- Given exercise -
Lines that contain "shield" are to be counted; give only their number.

- Stored data entries -
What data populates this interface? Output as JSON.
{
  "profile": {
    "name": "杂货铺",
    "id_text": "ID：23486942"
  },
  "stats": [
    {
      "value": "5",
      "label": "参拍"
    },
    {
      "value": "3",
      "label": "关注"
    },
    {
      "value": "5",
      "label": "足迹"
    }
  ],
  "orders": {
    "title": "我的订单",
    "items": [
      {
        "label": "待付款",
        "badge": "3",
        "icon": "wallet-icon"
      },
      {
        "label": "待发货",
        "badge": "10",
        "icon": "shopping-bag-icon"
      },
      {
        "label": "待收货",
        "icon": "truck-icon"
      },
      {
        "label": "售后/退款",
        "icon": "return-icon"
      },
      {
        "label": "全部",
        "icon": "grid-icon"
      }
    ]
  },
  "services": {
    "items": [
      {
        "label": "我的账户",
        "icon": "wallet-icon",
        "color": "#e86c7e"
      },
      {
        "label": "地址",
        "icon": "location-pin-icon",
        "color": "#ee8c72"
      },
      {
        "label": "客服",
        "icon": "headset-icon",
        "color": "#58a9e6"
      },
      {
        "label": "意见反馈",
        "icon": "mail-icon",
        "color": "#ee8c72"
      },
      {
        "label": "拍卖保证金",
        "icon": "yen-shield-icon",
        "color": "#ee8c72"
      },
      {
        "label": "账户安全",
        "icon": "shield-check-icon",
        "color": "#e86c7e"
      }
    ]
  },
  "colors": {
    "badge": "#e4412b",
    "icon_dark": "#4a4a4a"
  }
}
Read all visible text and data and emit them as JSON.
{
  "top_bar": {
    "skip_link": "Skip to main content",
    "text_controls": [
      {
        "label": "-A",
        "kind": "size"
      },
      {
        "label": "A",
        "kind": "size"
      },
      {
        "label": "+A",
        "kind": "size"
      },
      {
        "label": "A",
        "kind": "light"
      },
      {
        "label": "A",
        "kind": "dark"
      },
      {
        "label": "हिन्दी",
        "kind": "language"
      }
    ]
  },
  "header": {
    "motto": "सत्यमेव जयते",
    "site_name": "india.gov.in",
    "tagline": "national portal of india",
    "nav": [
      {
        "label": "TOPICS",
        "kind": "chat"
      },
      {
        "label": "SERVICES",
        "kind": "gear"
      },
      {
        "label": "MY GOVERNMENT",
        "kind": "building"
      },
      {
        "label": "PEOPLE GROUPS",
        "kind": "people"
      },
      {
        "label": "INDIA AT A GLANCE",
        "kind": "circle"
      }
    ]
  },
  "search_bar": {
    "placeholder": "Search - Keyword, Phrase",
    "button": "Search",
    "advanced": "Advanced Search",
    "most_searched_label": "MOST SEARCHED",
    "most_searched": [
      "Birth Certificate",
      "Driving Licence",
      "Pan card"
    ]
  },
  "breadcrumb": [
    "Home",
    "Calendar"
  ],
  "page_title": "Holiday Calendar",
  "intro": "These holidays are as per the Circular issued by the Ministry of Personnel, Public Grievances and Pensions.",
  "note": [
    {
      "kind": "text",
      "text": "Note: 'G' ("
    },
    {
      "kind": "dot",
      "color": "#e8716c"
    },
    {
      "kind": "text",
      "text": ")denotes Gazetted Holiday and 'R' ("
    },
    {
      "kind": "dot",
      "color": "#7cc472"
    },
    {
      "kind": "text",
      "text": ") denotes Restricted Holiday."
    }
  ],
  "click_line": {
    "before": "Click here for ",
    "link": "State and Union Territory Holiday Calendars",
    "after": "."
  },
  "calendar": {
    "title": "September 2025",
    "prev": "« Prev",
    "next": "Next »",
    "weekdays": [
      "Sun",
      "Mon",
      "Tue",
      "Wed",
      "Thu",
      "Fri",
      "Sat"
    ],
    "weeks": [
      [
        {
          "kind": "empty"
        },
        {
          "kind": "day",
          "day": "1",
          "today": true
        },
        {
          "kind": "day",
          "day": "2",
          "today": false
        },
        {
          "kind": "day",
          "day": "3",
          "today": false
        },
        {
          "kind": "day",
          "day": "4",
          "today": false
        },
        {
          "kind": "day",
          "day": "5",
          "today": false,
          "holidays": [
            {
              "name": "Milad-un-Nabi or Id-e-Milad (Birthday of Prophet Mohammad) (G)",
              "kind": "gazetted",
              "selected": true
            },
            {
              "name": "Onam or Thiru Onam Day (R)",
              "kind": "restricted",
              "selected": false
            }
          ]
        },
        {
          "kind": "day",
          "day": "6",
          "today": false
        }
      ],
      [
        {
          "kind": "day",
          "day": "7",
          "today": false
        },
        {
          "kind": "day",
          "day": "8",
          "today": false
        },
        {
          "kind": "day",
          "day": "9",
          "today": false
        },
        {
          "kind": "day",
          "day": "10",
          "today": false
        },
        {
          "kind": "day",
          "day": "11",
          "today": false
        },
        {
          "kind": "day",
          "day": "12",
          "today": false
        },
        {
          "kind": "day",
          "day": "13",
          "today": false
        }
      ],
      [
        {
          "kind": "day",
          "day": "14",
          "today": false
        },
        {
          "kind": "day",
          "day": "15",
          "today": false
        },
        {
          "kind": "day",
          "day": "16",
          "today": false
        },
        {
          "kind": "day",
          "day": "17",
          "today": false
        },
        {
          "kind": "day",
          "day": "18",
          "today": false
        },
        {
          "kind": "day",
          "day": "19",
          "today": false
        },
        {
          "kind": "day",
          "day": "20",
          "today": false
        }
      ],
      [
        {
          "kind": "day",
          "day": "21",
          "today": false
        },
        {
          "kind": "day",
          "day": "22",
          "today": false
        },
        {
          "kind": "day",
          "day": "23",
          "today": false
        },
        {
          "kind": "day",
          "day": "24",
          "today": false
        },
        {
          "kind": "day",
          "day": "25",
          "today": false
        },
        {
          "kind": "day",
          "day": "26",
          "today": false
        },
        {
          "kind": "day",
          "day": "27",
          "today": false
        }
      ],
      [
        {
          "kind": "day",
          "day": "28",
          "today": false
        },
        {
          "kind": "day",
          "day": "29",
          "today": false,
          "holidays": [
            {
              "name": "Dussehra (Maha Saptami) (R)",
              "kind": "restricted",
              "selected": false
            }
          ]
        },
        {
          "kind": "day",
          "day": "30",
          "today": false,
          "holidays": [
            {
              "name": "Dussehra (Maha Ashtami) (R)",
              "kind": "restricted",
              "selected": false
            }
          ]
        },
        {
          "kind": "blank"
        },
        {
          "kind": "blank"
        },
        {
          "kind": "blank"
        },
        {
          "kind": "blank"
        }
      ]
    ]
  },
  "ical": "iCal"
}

* * *

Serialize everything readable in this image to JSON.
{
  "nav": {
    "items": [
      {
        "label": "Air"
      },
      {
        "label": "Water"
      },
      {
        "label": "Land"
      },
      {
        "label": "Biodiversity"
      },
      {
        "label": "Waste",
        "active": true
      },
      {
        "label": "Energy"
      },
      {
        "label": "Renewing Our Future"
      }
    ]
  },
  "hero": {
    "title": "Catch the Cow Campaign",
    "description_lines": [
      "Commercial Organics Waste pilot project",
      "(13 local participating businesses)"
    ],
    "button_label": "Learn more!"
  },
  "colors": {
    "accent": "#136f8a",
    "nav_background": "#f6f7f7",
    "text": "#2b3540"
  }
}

- Response -
2